_DO THIS_
Please transcribe the records precisely; pictures stay out of your copy.

Dataset excerpt:
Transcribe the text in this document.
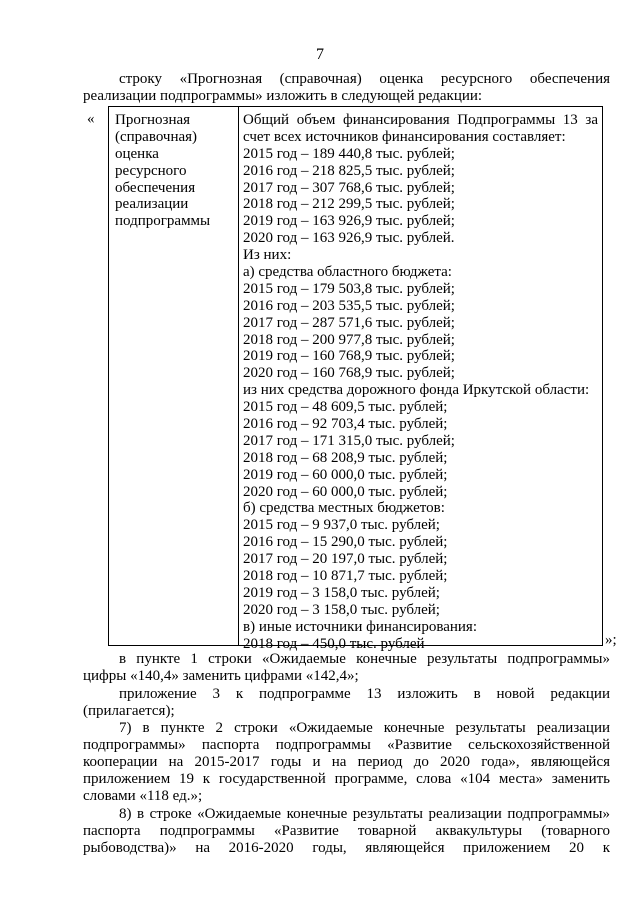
7
строку «Прогнозная (справочная) оценка ресурсного обеспечения
реализации подпрограммы» изложить в следующей редакции:
« Прогнозная
(справочная)
оценка
ресурсного
обеспечения
реализации
подпрограммы
Общий объем финансирования Подпрограммы 13 за
счет всех источников финансирования составляет:
2015 год – 189 440,8 тыс. рублей;
2016 год – 218 825,5 тыс. рублей;
2017 год – 307 768,6 тыс. рублей;
2018 год – 212 299,5 тыс. рублей;
2019 год – 163 926,9 тыс. рублей;
2020 год – 163 926,9 тыс. рублей.
Из них:
а) средства областного бюджета:
2015 год – 179 503,8 тыс. рублей;
2016 год – 203 535,5 тыс. рублей;
2017 год – 287 571,6 тыс. рублей;
2018 год – 200 977,8 тыс. рублей;
2019 год – 160 768,9 тыс. рублей;
2020 год – 160 768,9 тыс. рублей;
из них средства дорожного фонда Иркутской области:
2015 год – 48 609,5 тыс. рублей;
2016 год – 92 703,4 тыс. рублей;
2017 год – 171 315,0 тыс. рублей;
2018 год – 68 208,9 тыс. рублей;
2019 год – 60 000,0 тыс. рублей;
2020 год – 60 000,0 тыс. рублей;
б) средства местных бюджетов:
2015 год – 9 937,0 тыс. рублей;
2016 год – 15 290,0 тыс. рублей;
2017 год – 20 197,0 тыс. рублей;
2018 год – 10 871,7 тыс. рублей;
2019 год – 3 158,0 тыс. рублей;
2020 год – 3 158,0 тыс. рублей;
в) иные источники финансирования:
2018 год – 450,0 тыс. рублей	»;
в пункте 1 строки «Ожидаемые конечные результаты подпрограммы»
цифры «140,4» заменить цифрами «142,4»;
приложение 3 к подпрограмме 13 изложить в новой редакции
(прилагается);
7) в пункте 2 строки «Ожидаемые конечные результаты реализации
подпрограммы» паспорта подпрограммы «Развитие сельскохозяйственной
кооперации на 2015-2017 годы и на период до 2020 года», являющейся
приложением 19 к государственной программе, слова «104 места» заменить
словами «118 ед.»;
8) в строке «Ожидаемые конечные результаты реализации подпрограммы»
паспорта подпрограммы «Развитие товарной аквакультуры (товарного
рыбоводства)» на 2016-2020 годы, являющейся приложением 20 к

_EXERCISE ANSWER_
Transcribe the text in this document.
7
строку «Прогнозная (справочная) оценка ресурсного обеспечения
реализации подпрограммы» изложить в следующей редакции:
« Прогнозная
(справочная)
оценка
ресурсного
обеспечения
реализации
подпрограммы
Общий объем финансирования Подпрограммы 13 за
счет всех источников финансирования составляет:
2015 год – 189 440,8 тыс. рублей;
2016 год – 218 825,5 тыс. рублей;
2017 год – 307 768,6 тыс. рублей;
2018 год – 212 299,5 тыс. рублей;
2019 год – 163 926,9 тыс. рублей;
2020 год – 163 926,9 тыс. рублей.
Из них:
а) средства областного бюджета:
2015 год – 179 503,8 тыс. рублей;
2016 год – 203 535,5 тыс. рублей;
2017 год – 287 571,6 тыс. рублей;
2018 год – 200 977,8 тыс. рублей;
2019 год – 160 768,9 тыс. рублей;
2020 год – 160 768,9 тыс. рублей;
из них средства дорожного фонда Иркутской области:
2015 год – 48 609,5 тыс. рублей;
2016 год – 92 703,4 тыс. рублей;
2017 год – 171 315,0 тыс. рублей;
2018 год – 68 208,9 тыс. рублей;
2019 год – 60 000,0 тыс. рублей;
2020 год – 60 000,0 тыс. рублей;
б) средства местных бюджетов:
2015 год – 9 937,0 тыс. рублей;
2016 год – 15 290,0 тыс. рублей;
2017 год – 20 197,0 тыс. рублей;
2018 год – 10 871,7 тыс. рублей;
2019 год – 3 158,0 тыс. рублей;
2020 год – 3 158,0 тыс. рублей;
в) иные источники финансирования:
2018 год – 450,0 тыс. рублей	»;
в пункте 1 строки «Ожидаемые конечные результаты подпрограммы»
цифры «140,4» заменить цифрами «142,4»;
приложение 3 к подпрограмме 13 изложить в новой редакции
(прилагается);
7) в пункте 2 строки «Ожидаемые конечные результаты реализации
подпрограммы» паспорта подпрограммы «Развитие сельскохозяйственной
кооперации на 2015-2017 годы и на период до 2020 года», являющейся
приложением 19 к государственной программе, слова «104 места» заменить
словами «118 ед.»;
8) в строке «Ожидаемые конечные результаты реализации подпрограммы»
паспорта подпрограммы «Развитие товарной аквакультуры (товарного
рыбоводства)» на 2016-2020 годы, являющейся приложением 20 к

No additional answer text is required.